__PROBLEM__: Copy out all of the material exactly.

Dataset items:
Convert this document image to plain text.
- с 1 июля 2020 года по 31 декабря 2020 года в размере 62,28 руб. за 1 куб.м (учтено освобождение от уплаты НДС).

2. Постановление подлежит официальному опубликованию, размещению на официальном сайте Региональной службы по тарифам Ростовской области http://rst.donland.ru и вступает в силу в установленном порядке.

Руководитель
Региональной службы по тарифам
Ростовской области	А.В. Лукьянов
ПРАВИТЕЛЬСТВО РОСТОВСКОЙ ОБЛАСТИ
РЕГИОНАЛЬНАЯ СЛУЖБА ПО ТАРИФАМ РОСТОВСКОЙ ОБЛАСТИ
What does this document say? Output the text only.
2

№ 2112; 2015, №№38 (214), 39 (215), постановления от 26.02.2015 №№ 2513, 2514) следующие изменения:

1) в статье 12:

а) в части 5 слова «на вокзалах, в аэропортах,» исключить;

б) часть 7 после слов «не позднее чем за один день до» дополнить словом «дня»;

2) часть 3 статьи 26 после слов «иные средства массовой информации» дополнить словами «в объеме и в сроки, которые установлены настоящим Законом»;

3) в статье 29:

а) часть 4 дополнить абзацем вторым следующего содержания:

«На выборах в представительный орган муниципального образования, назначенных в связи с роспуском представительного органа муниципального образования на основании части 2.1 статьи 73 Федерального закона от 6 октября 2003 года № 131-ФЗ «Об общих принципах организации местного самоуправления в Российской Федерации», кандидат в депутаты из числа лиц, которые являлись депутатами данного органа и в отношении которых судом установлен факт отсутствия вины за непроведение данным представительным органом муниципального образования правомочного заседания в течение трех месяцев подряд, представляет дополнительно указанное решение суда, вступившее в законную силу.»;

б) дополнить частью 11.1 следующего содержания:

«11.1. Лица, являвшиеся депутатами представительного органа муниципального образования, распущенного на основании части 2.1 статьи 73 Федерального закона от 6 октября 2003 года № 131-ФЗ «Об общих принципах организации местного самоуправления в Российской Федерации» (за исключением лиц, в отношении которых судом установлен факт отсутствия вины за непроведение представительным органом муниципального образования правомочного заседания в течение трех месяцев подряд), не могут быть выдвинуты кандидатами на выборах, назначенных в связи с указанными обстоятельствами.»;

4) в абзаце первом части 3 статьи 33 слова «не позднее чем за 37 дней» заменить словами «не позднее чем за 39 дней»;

__RESPONSE FOR THIS EXERCISE__:
Convert this document image to plain text.
- с 1 июля 2020 года по 31 декабря 2020 года в размере 62,28 руб. за 1 куб.м (учтено освобождение от уплаты НДС).

2. Постановление подлежит официальному опубликованию, размещению на официальном сайте Региональной службы по тарифам Ростовской области http://rst.donland.ru и вступает в силу в установленном порядке.

Руководитель
Региональной службы по тарифам
Ростовской области	А.В. Лукьянов
ПРАВИТЕЛЬСТВО РОСТОВСКОЙ ОБЛАСТИ
РЕГИОНАЛЬНАЯ СЛУЖБА ПО ТАРИФАМ РОСТОВСКОЙ ОБЛАСТИ
What does this document say? Output the text only.
2

№ 2112; 2015, №№38 (214), 39 (215), постановления от 26.02.2015 №№ 2513, 2514) следующие изменения:

1) в статье 12:

а) в части 5 слова «на вокзалах, в аэропортах,» исключить;

б) часть 7 после слов «не позднее чем за один день до» дополнить словом «дня»;

2) часть 3 статьи 26 после слов «иные средства массовой информации» дополнить словами «в объеме и в сроки, которые установлены настоящим Законом»;

3) в статье 29:

а) часть 4 дополнить абзацем вторым следующего содержания:

«На выборах в представительный орган муниципального образования, назначенных в связи с роспуском представительного органа муниципального образования на основании части 2.1 статьи 73 Федерального закона от 6 октября 2003 года № 131-ФЗ «Об общих принципах организации местного самоуправления в Российской Федерации», кандидат в депутаты из числа лиц, которые являлись депутатами данного органа и в отношении которых судом установлен факт отсутствия вины за непроведение данным представительным органом муниципального образования правомочного заседания в течение трех месяцев подряд, представляет дополнительно указанное решение суда, вступившее в законную силу.»;

б) дополнить частью 11.1 следующего содержания:

«11.1. Лица, являвшиеся депутатами представительного органа муниципального образования, распущенного на основании части 2.1 статьи 73 Федерального закона от 6 октября 2003 года № 131-ФЗ «Об общих принципах организации местного самоуправления в Российской Федерации» (за исключением лиц, в отношении которых судом установлен факт отсутствия вины за непроведение представительным органом муниципального образования правомочного заседания в течение трех месяцев подряд), не могут быть выдвинуты кандидатами на выборах, назначенных в связи с указанными обстоятельствами.»;

4) в абзаце первом части 3 статьи 33 слова «не позднее чем за 37 дней» заменить словами «не позднее чем за 39 дней»;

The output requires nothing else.